Stated task:
Every record must appear in your copy exactly as written, with no pictures.

-- Begin --

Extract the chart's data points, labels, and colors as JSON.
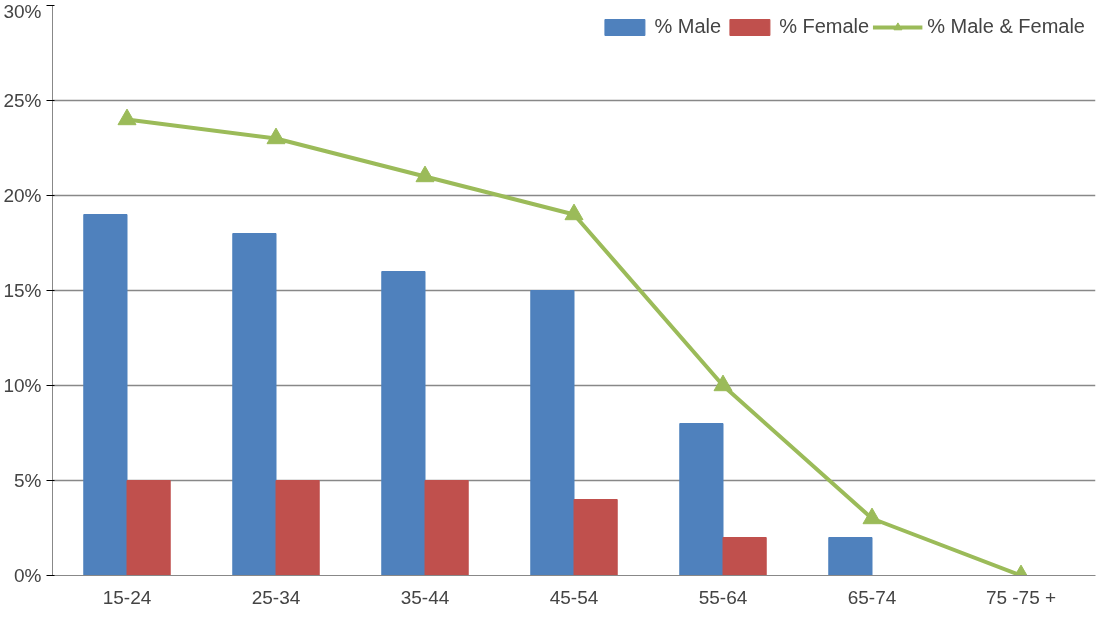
{
  "chart_data": {
    "type": "bar",
    "categories": [
      "15-24",
      "25-34",
      "35-44",
      "45-54",
      "55-64",
      "65-74",
      "75 -75 +"
    ],
    "series": [
      {
        "name": "% Male",
        "color": "#4f81bd",
        "values": [
          19,
          18,
          16,
          15,
          8,
          2,
          null
        ]
      },
      {
        "name": "% Female",
        "color": "#c0504d",
        "values": [
          5,
          5,
          5,
          4,
          2,
          null,
          null
        ]
      },
      {
        "name": "% Male & Female",
        "type": "line",
        "color": "#9bbb59",
        "marker": "triangle",
        "values": [
          24,
          23,
          21,
          19,
          10,
          3,
          0
        ]
      }
    ],
    "ylim": [
      0,
      30
    ],
    "yticks": [
      {
        "value": 0,
        "label": "0%"
      },
      {
        "value": 5,
        "label": "5%"
      },
      {
        "value": 10,
        "label": "10%"
      },
      {
        "value": 15,
        "label": "15%"
      },
      {
        "value": 20,
        "label": "20%"
      },
      {
        "value": 25,
        "label": "25%"
      },
      {
        "value": 30,
        "label": "30%"
      }
    ],
    "grid": "y",
    "legend": "top right"
  }
}
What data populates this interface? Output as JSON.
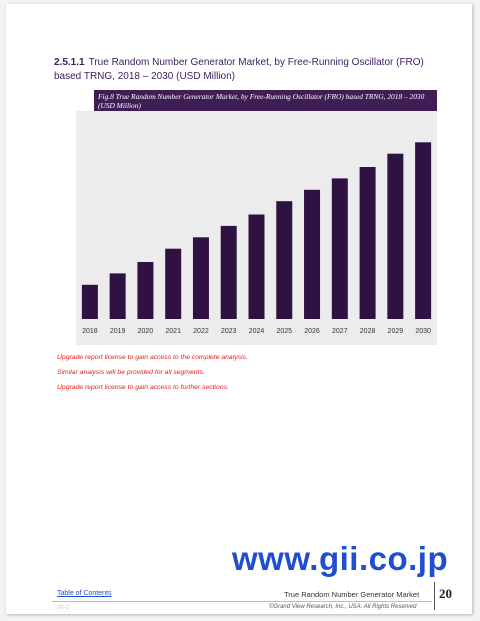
{
  "section": {
    "number": "2.5.1.1",
    "title": "True Random Number Generator Market, by Free-Running Oscillator (FRO) based TRNG, 2018 – 2030 (USD Million)"
  },
  "figure": {
    "caption": "Fig.8  True Random Number Generator Market, by Free-Running Oscillator (FRO) based TRNG, 2018 – 2030 (USD Million)"
  },
  "chart_data": {
    "type": "bar",
    "categories": [
      "2018",
      "2019",
      "2020",
      "2021",
      "2022",
      "2023",
      "2024",
      "2025",
      "2026",
      "2027",
      "2028",
      "2029",
      "2030"
    ],
    "values": [
      18,
      24,
      30,
      37,
      43,
      49,
      55,
      62,
      68,
      74,
      80,
      87,
      93
    ],
    "ylim": [
      0,
      100
    ],
    "grid": false,
    "bar_color": "#2e1241",
    "plot_background": "#ececec"
  },
  "notes": [
    "Upgrade report license to gain access to the complete analysis.",
    "Similar analysis will be provided for all segments.",
    "Upgrade report license to gain access to further sections."
  ],
  "watermark": "www.gii.co.jp",
  "footer": {
    "toc_label": "Table of Contents",
    "report_title": "True Random Number Generator Market",
    "page_number": "20",
    "page_code": "00-2",
    "copyright": "©Grand View Research, Inc., USA. All Rights Reserved"
  }
}
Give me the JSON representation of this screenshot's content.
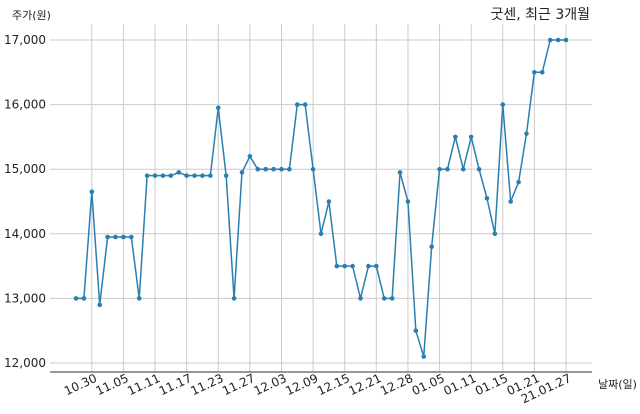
{
  "chart_data": {
    "type": "line",
    "title": "굿센, 최근 3개월",
    "xlabel": "날짜(일)",
    "ylabel": "주가(원)",
    "ylim": [
      11850,
      17300
    ],
    "grid": true,
    "y_ticks": [
      {
        "value": 12000,
        "label": "12,000"
      },
      {
        "value": 13000,
        "label": "13,000"
      },
      {
        "value": 14000,
        "label": "14,000"
      },
      {
        "value": 15000,
        "label": "15,000"
      },
      {
        "value": 16000,
        "label": "16,000"
      },
      {
        "value": 17000,
        "label": "17,000"
      }
    ],
    "x_ticks": [
      {
        "index": 2,
        "label": "10.30"
      },
      {
        "index": 6,
        "label": "11.05"
      },
      {
        "index": 10,
        "label": "11.11"
      },
      {
        "index": 14,
        "label": "11.17"
      },
      {
        "index": 18,
        "label": "11.23"
      },
      {
        "index": 22,
        "label": "11.27"
      },
      {
        "index": 26,
        "label": "12.03"
      },
      {
        "index": 30,
        "label": "12.09"
      },
      {
        "index": 34,
        "label": "12.15"
      },
      {
        "index": 38,
        "label": "12.21"
      },
      {
        "index": 42,
        "label": "12.28"
      },
      {
        "index": 46,
        "label": "01.05"
      },
      {
        "index": 50,
        "label": "01.11"
      },
      {
        "index": 54,
        "label": "01.15"
      },
      {
        "index": 58,
        "label": "01.21"
      },
      {
        "index": 62,
        "label": "21.01.27"
      }
    ],
    "series": [
      {
        "color": "#2a7fb0",
        "values": [
          13000,
          13000,
          14650,
          12900,
          13950,
          13950,
          13950,
          13950,
          13000,
          14900,
          14900,
          14900,
          14900,
          14950,
          14900,
          14900,
          14900,
          14900,
          15950,
          14900,
          13000,
          14950,
          15200,
          15000,
          15000,
          15000,
          15000,
          15000,
          16000,
          16000,
          15000,
          14000,
          14500,
          13500,
          13500,
          13500,
          13000,
          13500,
          13500,
          13000,
          13000,
          14950,
          14500,
          12500,
          12100,
          13800,
          15000,
          15000,
          15500,
          15000,
          15500,
          15000,
          14550,
          14000,
          16000,
          14500,
          14800,
          15550,
          16500,
          16500,
          17000,
          17000,
          17000
        ]
      }
    ]
  }
}
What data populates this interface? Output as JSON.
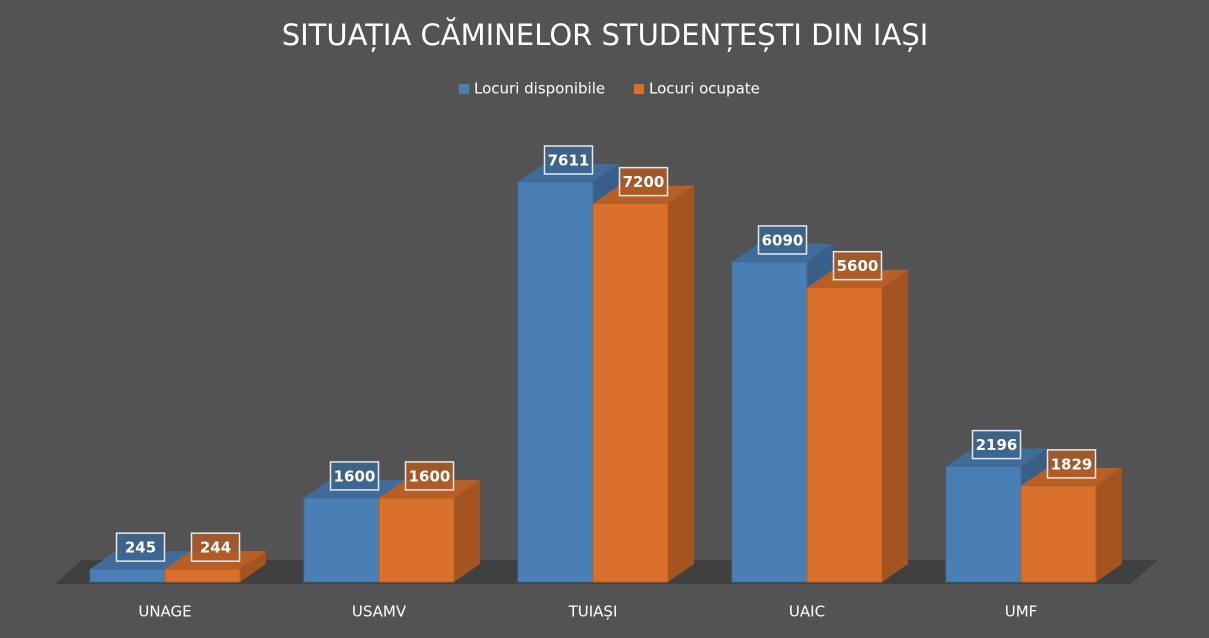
{
  "chart_data": {
    "type": "bar3d",
    "title": "SITUAȚIA CĂMINELOR STUDENȚEȘTI DIN IAȘI",
    "categories": [
      "UNAGE",
      "USAMV",
      "TUIAȘI",
      "UAIC",
      "UMF"
    ],
    "series": [
      {
        "name": "Locuri disponibile",
        "color": "#4a7fb5",
        "values": [
          245,
          1600,
          7611,
          6090,
          2196
        ]
      },
      {
        "name": "Locuri ocupate",
        "color": "#d9702c",
        "values": [
          244,
          1600,
          7200,
          5600,
          1829
        ]
      }
    ],
    "legend": "top"
  }
}
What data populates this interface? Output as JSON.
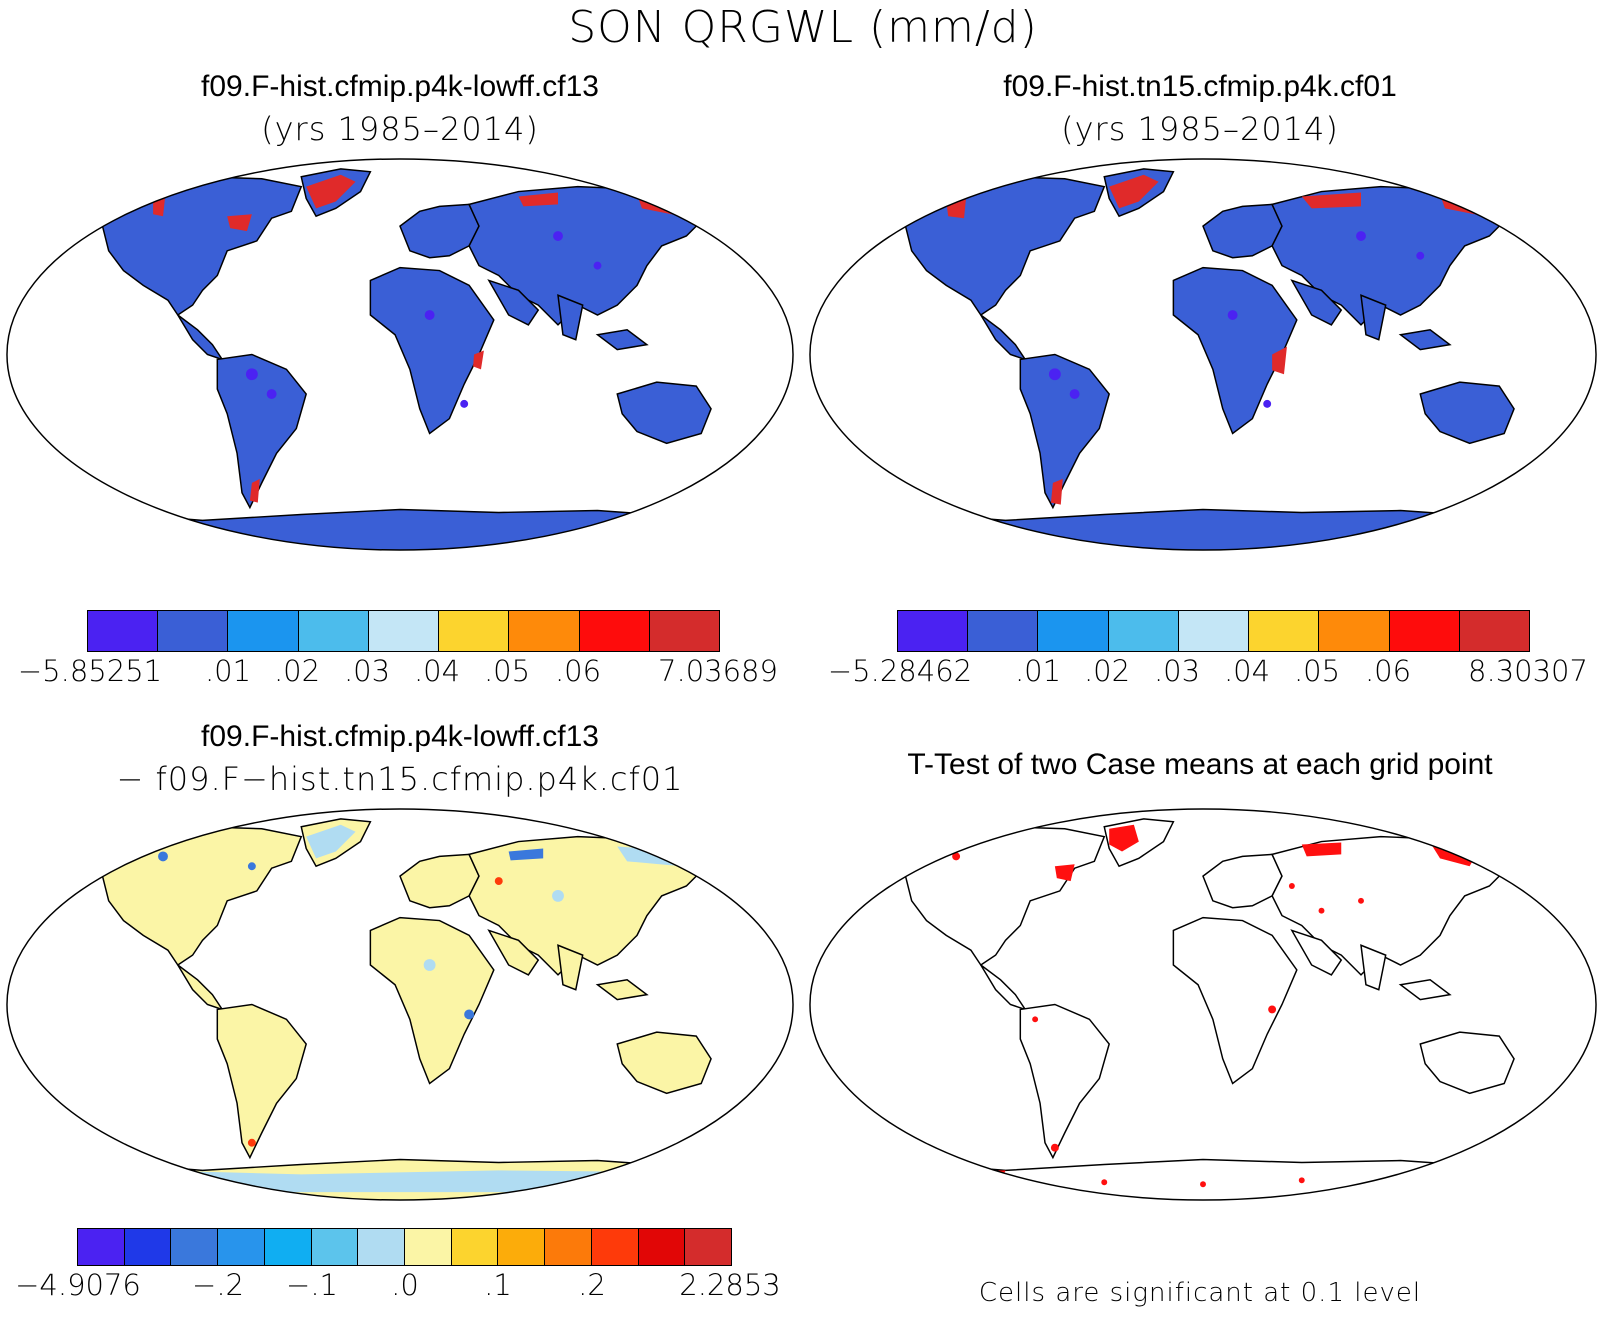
{
  "title": "SON QRGWL (mm/d)",
  "colors": {
    "land_base": "#3a5fd6",
    "ttest_sig": "#ff1010",
    "diff_base": "#fbf5a6"
  },
  "panels": {
    "top_left": {
      "title": "f09.F-hist.cfmip.p4k-lowff.cf13",
      "subtitle": "(yrs 1985–2014)",
      "colorbar": {
        "colors": [
          "#4b22f2",
          "#3a5fd6",
          "#1b95ef",
          "#4cbcec",
          "#c4e6f6",
          "#fcd42e",
          "#fe8a0a",
          "#fe0c0c",
          "#d42c2c"
        ],
        "min_label": "−5.85251",
        "max_label": "7.03689",
        "tick_labels": [
          ".01",
          ".02",
          ".03",
          ".04",
          ".05",
          ".06"
        ]
      }
    },
    "top_right": {
      "title": "f09.F-hist.tn15.cfmip.p4k.cf01",
      "subtitle": "(yrs 1985–2014)",
      "colorbar": {
        "colors": [
          "#4b22f2",
          "#3a5fd6",
          "#1b95ef",
          "#4cbcec",
          "#c4e6f6",
          "#fcd42e",
          "#fe8a0a",
          "#fe0c0c",
          "#d42c2c"
        ],
        "min_label": "−5.28462",
        "max_label": "8.30307",
        "tick_labels": [
          ".01",
          ".02",
          ".03",
          ".04",
          ".05",
          ".06"
        ]
      }
    },
    "bottom_left": {
      "title": "f09.F-hist.cfmip.p4k-lowff.cf13",
      "subtitle": "− f09.F−hist.tn15.cfmip.p4k.cf01",
      "colorbar": {
        "colors": [
          "#4b22f2",
          "#1f39e8",
          "#3a78dc",
          "#2894ec",
          "#10aef2",
          "#5cc4ec",
          "#b0dcf2",
          "#fbf5a6",
          "#fcd42e",
          "#fcac0a",
          "#fc7a0a",
          "#fe3a0a",
          "#e10606",
          "#d42c2c"
        ],
        "min_label": "−4.9076",
        "max_label": "2.2853",
        "tick_labels": [
          "−.2",
          "−.1",
          ".0",
          ".1",
          ".2"
        ]
      }
    },
    "bottom_right": {
      "title": "T-Test of two Case means at each grid point",
      "note": "Cells are significant at 0.1 level"
    }
  }
}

-- End --

Response:
Extract the chart's data points, labels, and colors as JSON.
{
  "chart_data": {
    "type": "bar",
    "categories": [
      "15-24",
      "25-34",
      "35-44",
      "45-54",
      "55-64",
      "65-74",
      "75 -75 +"
    ],
    "series": [
      {
        "name": "% Male",
        "color": "#4f81bd",
        "values": [
          19,
          18,
          16,
          15,
          8,
          2,
          null
        ]
      },
      {
        "name": "% Female",
        "color": "#c0504d",
        "values": [
          5,
          5,
          5,
          4,
          2,
          null,
          null
        ]
      },
      {
        "name": "% Male & Female",
        "type": "line",
        "color": "#9bbb59",
        "marker": "triangle",
        "values": [
          24,
          23,
          21,
          19,
          10,
          3,
          0
        ]
      }
    ],
    "ylim": [
      0,
      30
    ],
    "yticks": [
      {
        "value": 0,
        "label": "0%"
      },
      {
        "value": 5,
        "label": "5%"
      },
      {
        "value": 10,
        "label": "10%"
      },
      {
        "value": 15,
        "label": "15%"
      },
      {
        "value": 20,
        "label": "20%"
      },
      {
        "value": 25,
        "label": "25%"
      },
      {
        "value": 30,
        "label": "30%"
      }
    ],
    "grid": "y",
    "legend": "top right"
  }
}
What data populates this interface? Output as JSON.
{
  "section": {
    "number": "2.5.1.1",
    "title": "True Random Number Generator Market, by Free-Running Oscillator (FRO) based TRNG, 2018 – 2030 (USD Million)"
  },
  "figure": {
    "caption": "Fig.8  True Random Number Generator Market, by Free-Running Oscillator (FRO) based TRNG, 2018 – 2030 (USD Million)"
  },
  "chart_data": {
    "type": "bar",
    "categories": [
      "2018",
      "2019",
      "2020",
      "2021",
      "2022",
      "2023",
      "2024",
      "2025",
      "2026",
      "2027",
      "2028",
      "2029",
      "2030"
    ],
    "values": [
      18,
      24,
      30,
      37,
      43,
      49,
      55,
      62,
      68,
      74,
      80,
      87,
      93
    ],
    "ylim": [
      0,
      100
    ],
    "grid": false,
    "bar_color": "#2e1241",
    "plot_background": "#ececec"
  },
  "notes": [
    "Upgrade report license to gain access to the complete analysis.",
    "Similar analysis will be provided for all segments.",
    "Upgrade report license to gain access to further sections."
  ],
  "watermark": "www.gii.co.jp",
  "footer": {
    "toc_label": "Table of Contents",
    "report_title": "True Random Number Generator Market",
    "page_number": "20",
    "page_code": "00-2",
    "copyright": "©Grand View Research, Inc., USA. All Rights Reserved"
  }
}
Give me the JSON representation of this screenshot's content.
{
  "chart_data": {
    "type": "line",
    "title": "굿센, 최근 3개월",
    "xlabel": "날짜(일)",
    "ylabel": "주가(원)",
    "ylim": [
      11850,
      17300
    ],
    "grid": true,
    "y_ticks": [
      {
        "value": 12000,
        "label": "12,000"
      },
      {
        "value": 13000,
        "label": "13,000"
      },
      {
        "value": 14000,
        "label": "14,000"
      },
      {
        "value": 15000,
        "label": "15,000"
      },
      {
        "value": 16000,
        "label": "16,000"
      },
      {
        "value": 17000,
        "label": "17,000"
      }
    ],
    "x_ticks": [
      {
        "index": 2,
        "label": "10.30"
      },
      {
        "index": 6,
        "label": "11.05"
      },
      {
        "index": 10,
        "label": "11.11"
      },
      {
        "index": 14,
        "label": "11.17"
      },
      {
        "index": 18,
        "label": "11.23"
      },
      {
        "index": 22,
        "label": "11.27"
      },
      {
        "index": 26,
        "label": "12.03"
      },
      {
        "index": 30,
        "label": "12.09"
      },
      {
        "index": 34,
        "label": "12.15"
      },
      {
        "index": 38,
        "label": "12.21"
      },
      {
        "index": 42,
        "label": "12.28"
      },
      {
        "index": 46,
        "label": "01.05"
      },
      {
        "index": 50,
        "label": "01.11"
      },
      {
        "index": 54,
        "label": "01.15"
      },
      {
        "index": 58,
        "label": "01.21"
      },
      {
        "index": 62,
        "label": "21.01.27"
      }
    ],
    "series": [
      {
        "color": "#2a7fb0",
        "values": [
          13000,
          13000,
          14650,
          12900,
          13950,
          13950,
          13950,
          13950,
          13000,
          14900,
          14900,
          14900,
          14900,
          14950,
          14900,
          14900,
          14900,
          14900,
          15950,
          14900,
          13000,
          14950,
          15200,
          15000,
          15000,
          15000,
          15000,
          15000,
          16000,
          16000,
          15000,
          14000,
          14500,
          13500,
          13500,
          13500,
          13000,
          13500,
          13500,
          13000,
          13000,
          14950,
          14500,
          12500,
          12100,
          13800,
          15000,
          15000,
          15500,
          15000,
          15500,
          15000,
          14550,
          14000,
          16000,
          14500,
          14800,
          15550,
          16500,
          16500,
          17000,
          17000,
          17000
        ]
      }
    ]
  }
}
What data populates this interface? Output as JSON.
{
  "chart_data": {
    "type": "bar3d",
    "title": "SITUAȚIA CĂMINELOR STUDENȚEȘTI DIN IAȘI",
    "categories": [
      "UNAGE",
      "USAMV",
      "TUIAȘI",
      "UAIC",
      "UMF"
    ],
    "series": [
      {
        "name": "Locuri disponibile",
        "color": "#4a7fb5",
        "values": [
          245,
          1600,
          7611,
          6090,
          2196
        ]
      },
      {
        "name": "Locuri ocupate",
        "color": "#d9702c",
        "values": [
          244,
          1600,
          7200,
          5600,
          1829
        ]
      }
    ],
    "legend": "top"
  }
}
What data populates this interface? Output as JSON.
{
  "title": "SON QRGWL (mm/d)",
  "colors": {
    "land_base": "#3a5fd6",
    "ttest_sig": "#ff1010",
    "diff_base": "#fbf5a6"
  },
  "panels": {
    "top_left": {
      "title": "f09.F-hist.cfmip.p4k-lowff.cf13",
      "subtitle": "(yrs 1985–2014)",
      "colorbar": {
        "colors": [
          "#4b22f2",
          "#3a5fd6",
          "#1b95ef",
          "#4cbcec",
          "#c4e6f6",
          "#fcd42e",
          "#fe8a0a",
          "#fe0c0c",
          "#d42c2c"
        ],
        "min_label": "−5.85251",
        "max_label": "7.03689",
        "tick_labels": [
          ".01",
          ".02",
          ".03",
          ".04",
          ".05",
          ".06"
        ]
      }
    },
    "top_right": {
      "title": "f09.F-hist.tn15.cfmip.p4k.cf01",
      "subtitle": "(yrs 1985–2014)",
      "colorbar": {
        "colors": [
          "#4b22f2",
          "#3a5fd6",
          "#1b95ef",
          "#4cbcec",
          "#c4e6f6",
          "#fcd42e",
          "#fe8a0a",
          "#fe0c0c",
          "#d42c2c"
        ],
        "min_label": "−5.28462",
        "max_label": "8.30307",
        "tick_labels": [
          ".01",
          ".02",
          ".03",
          ".04",
          ".05",
          ".06"
        ]
      }
    },
    "bottom_left": {
      "title": "f09.F-hist.cfmip.p4k-lowff.cf13",
      "subtitle": "− f09.F−hist.tn15.cfmip.p4k.cf01",
      "colorbar": {
        "colors": [
          "#4b22f2",
          "#1f39e8",
          "#3a78dc",
          "#2894ec",
          "#10aef2",
          "#5cc4ec",
          "#b0dcf2",
          "#fbf5a6",
          "#fcd42e",
          "#fcac0a",
          "#fc7a0a",
          "#fe3a0a",
          "#e10606",
          "#d42c2c"
        ],
        "min_label": "−4.9076",
        "max_label": "2.2853",
        "tick_labels": [
          "−.2",
          "−.1",
          ".0",
          ".1",
          ".2"
        ]
      }
    },
    "bottom_right": {
      "title": "T-Test of two Case means at each grid point",
      "note": "Cells are significant at 0.1 level"
    }
  }
}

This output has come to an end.